>>>

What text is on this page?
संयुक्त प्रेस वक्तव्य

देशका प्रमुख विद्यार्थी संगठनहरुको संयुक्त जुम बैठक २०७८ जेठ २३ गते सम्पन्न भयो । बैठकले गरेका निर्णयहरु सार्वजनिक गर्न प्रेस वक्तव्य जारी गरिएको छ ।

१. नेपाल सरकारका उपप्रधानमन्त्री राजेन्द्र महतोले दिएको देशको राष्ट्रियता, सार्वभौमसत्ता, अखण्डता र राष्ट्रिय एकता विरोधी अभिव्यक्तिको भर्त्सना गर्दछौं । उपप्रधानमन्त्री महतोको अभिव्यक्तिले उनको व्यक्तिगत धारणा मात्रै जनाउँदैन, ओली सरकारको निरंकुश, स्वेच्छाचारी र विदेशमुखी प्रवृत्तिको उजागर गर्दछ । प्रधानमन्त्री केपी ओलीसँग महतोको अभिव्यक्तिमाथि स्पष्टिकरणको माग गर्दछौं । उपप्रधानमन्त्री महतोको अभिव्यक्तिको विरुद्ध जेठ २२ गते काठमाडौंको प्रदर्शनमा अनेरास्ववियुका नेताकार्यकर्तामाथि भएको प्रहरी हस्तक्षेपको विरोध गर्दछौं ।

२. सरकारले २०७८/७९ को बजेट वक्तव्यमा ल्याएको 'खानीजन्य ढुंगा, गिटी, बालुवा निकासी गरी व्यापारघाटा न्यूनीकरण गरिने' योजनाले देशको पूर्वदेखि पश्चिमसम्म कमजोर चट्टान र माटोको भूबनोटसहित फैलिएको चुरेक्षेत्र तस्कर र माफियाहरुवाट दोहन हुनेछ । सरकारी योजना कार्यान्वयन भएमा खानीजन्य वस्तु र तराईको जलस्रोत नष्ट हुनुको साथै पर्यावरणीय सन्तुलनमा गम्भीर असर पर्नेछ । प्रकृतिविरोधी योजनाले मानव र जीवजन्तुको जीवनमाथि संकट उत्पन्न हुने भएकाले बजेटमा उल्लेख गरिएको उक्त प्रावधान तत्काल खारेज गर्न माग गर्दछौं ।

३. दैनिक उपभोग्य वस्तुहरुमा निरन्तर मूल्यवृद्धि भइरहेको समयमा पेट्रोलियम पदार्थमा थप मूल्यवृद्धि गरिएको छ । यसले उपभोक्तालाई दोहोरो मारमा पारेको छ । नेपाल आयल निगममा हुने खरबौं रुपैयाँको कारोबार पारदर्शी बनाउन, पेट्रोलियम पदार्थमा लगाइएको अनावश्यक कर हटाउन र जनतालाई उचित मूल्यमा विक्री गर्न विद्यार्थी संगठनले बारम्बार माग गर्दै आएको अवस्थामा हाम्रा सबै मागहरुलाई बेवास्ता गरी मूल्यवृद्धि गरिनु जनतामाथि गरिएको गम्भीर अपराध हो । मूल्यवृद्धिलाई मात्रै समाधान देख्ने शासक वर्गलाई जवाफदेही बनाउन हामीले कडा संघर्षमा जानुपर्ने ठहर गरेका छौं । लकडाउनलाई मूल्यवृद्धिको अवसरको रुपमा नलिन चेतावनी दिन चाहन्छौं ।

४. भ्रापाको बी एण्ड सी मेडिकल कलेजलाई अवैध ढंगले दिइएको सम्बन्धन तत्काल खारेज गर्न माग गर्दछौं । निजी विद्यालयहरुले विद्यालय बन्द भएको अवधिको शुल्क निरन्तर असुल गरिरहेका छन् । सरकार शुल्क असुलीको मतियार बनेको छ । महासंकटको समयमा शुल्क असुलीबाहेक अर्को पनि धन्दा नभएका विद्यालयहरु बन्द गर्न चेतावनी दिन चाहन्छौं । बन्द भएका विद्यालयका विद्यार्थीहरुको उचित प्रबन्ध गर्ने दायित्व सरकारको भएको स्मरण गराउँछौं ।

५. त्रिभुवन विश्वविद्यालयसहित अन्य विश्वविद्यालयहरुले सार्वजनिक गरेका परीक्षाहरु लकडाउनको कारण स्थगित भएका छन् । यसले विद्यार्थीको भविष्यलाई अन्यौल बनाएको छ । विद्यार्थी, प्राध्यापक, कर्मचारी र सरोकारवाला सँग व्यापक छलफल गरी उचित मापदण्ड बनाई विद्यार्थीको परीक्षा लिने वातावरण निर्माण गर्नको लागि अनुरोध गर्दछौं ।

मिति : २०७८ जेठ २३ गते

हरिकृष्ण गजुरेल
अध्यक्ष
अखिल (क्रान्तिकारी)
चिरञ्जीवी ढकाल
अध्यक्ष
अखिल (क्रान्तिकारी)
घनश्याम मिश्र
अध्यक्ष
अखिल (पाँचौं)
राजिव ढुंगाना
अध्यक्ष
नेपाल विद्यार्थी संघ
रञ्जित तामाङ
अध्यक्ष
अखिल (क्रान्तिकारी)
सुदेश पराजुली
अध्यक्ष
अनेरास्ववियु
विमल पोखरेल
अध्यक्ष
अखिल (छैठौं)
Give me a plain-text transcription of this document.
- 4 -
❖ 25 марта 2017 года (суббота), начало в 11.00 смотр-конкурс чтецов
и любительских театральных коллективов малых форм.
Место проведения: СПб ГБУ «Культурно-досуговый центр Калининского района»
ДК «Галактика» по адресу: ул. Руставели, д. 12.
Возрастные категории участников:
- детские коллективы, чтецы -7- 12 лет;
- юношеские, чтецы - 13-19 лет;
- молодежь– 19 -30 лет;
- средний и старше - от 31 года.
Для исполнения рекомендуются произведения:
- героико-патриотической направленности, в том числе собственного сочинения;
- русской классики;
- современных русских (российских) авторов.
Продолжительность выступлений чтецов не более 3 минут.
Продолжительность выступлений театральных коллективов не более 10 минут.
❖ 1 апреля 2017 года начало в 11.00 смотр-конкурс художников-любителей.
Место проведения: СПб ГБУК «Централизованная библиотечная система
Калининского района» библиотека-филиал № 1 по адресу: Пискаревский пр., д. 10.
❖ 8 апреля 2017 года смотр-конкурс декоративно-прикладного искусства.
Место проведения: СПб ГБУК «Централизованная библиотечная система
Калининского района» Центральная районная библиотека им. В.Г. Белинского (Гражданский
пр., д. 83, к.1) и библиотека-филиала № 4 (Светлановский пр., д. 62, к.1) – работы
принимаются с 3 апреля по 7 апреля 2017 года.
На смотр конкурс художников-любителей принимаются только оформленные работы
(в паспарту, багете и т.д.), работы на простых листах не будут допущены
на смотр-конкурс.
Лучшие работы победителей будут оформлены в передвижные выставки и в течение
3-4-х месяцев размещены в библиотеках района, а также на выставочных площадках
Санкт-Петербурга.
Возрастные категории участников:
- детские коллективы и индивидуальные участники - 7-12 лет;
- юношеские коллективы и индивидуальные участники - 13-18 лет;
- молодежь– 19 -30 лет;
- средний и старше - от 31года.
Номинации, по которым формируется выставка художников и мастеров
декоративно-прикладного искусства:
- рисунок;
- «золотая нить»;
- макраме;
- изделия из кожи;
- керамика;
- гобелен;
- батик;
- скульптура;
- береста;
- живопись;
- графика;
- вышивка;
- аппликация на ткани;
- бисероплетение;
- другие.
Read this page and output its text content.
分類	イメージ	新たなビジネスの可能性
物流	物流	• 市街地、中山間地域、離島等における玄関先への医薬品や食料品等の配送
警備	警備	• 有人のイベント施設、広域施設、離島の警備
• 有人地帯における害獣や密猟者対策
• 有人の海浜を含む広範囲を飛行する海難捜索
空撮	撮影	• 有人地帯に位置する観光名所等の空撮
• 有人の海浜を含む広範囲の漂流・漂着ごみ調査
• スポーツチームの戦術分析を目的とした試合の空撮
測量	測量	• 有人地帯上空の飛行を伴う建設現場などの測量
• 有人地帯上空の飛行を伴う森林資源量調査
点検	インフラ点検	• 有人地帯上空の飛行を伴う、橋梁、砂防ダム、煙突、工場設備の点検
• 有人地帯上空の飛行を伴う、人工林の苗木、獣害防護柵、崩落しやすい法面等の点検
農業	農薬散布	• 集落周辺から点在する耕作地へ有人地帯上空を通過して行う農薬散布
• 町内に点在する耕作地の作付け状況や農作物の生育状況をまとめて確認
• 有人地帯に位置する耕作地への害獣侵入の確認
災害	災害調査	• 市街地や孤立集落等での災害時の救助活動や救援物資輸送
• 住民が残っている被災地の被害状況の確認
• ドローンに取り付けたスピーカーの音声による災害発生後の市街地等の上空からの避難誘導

<<<

- [Stated problem]: Filter the entries down to the lines with the word "любителей" in them.

- [Answer below]:
❖ 1 апреля 2017 года начало в 11.00 смотр-конкурс художников-любителей.
На смотр конкурс художников-любителей принимаются только оформленные работы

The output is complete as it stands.